## TASK DETAILS
Return all entries precisely as they stand, without the images.

## EXCERPTED RECORDS
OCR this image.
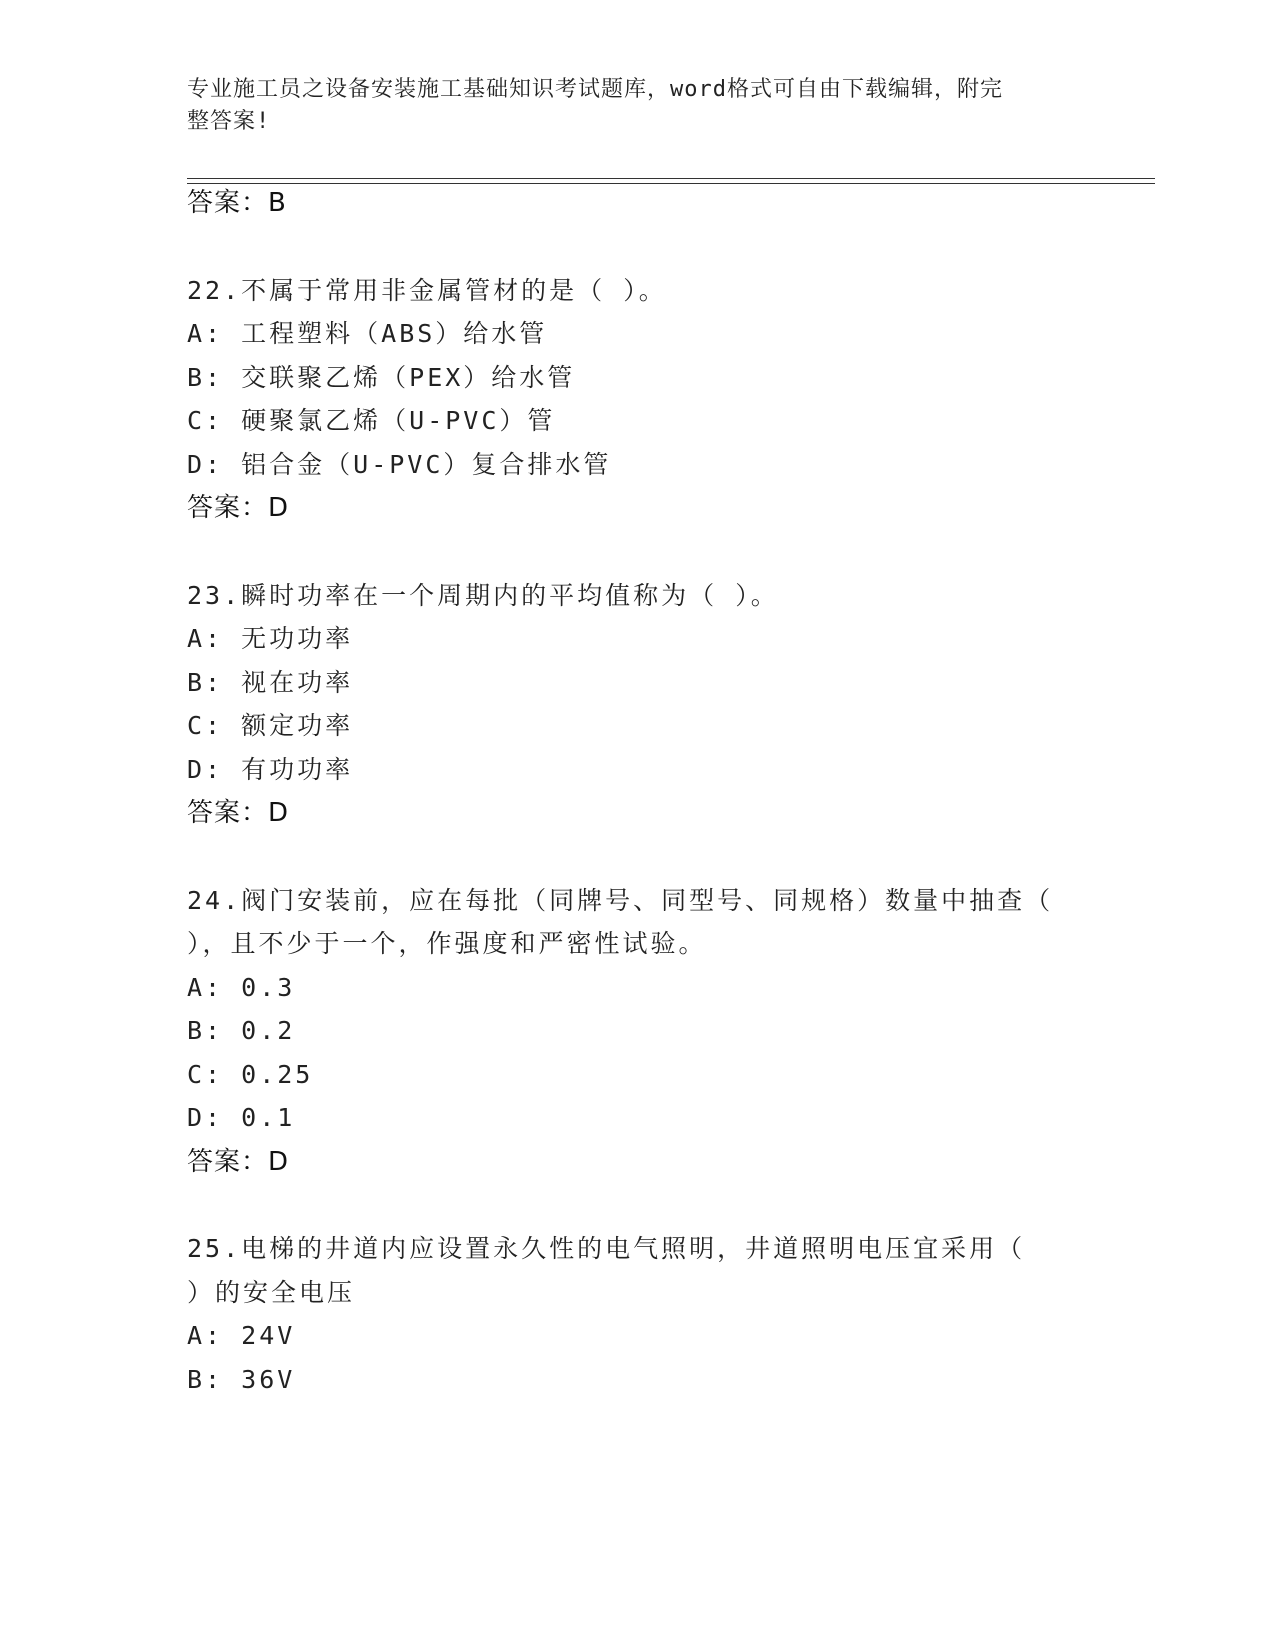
专业施工员之设备安装施工基础知识考试题库，word格式可自由下载编辑，附完
整答案!
答案：B
22.不属于常用非金属管材的是（ ）。
A: 工程塑料（ABS）给水管
B: 交联聚乙烯（PEX）给水管
C: 硬聚氯乙烯（U-PVC）管
D: 铝合金（U-PVC）复合排水管
答案：D
23.瞬时功率在一个周期内的平均值称为（ ）。
A: 无功功率
B: 视在功率
C: 额定功率
D: 有功功率
答案：D
24.阀门安装前，应在每批（同牌号、同型号、同规格）数量中抽查（
），且不少于一个，作强度和严密性试验。
A: 0.3
B: 0.2
C: 0.25
D: 0.1
答案：D
25.电梯的井道内应设置永久性的电气照明，井道照明电压宜采用（
）的安全电压
A: 24V
B: 36V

## TASK RESULT
OCR this image.
专业施工员之设备安装施工基础知识考试题库，word格式可自由下载编辑，附完
整答案!
答案：B
22.不属于常用非金属管材的是（ ）。
A: 工程塑料（ABS）给水管
B: 交联聚乙烯（PEX）给水管
C: 硬聚氯乙烯（U-PVC）管
D: 铝合金（U-PVC）复合排水管
答案：D
23.瞬时功率在一个周期内的平均值称为（ ）。
A: 无功功率
B: 视在功率
C: 额定功率
D: 有功功率
答案：D
24.阀门安装前，应在每批（同牌号、同型号、同规格）数量中抽查（
），且不少于一个，作强度和严密性试验。
A: 0.3
B: 0.2
C: 0.25
D: 0.1
答案：D
25.电梯的井道内应设置永久性的电气照明，井道照明电压宜采用（
）的安全电压
A: 24V
B: 36V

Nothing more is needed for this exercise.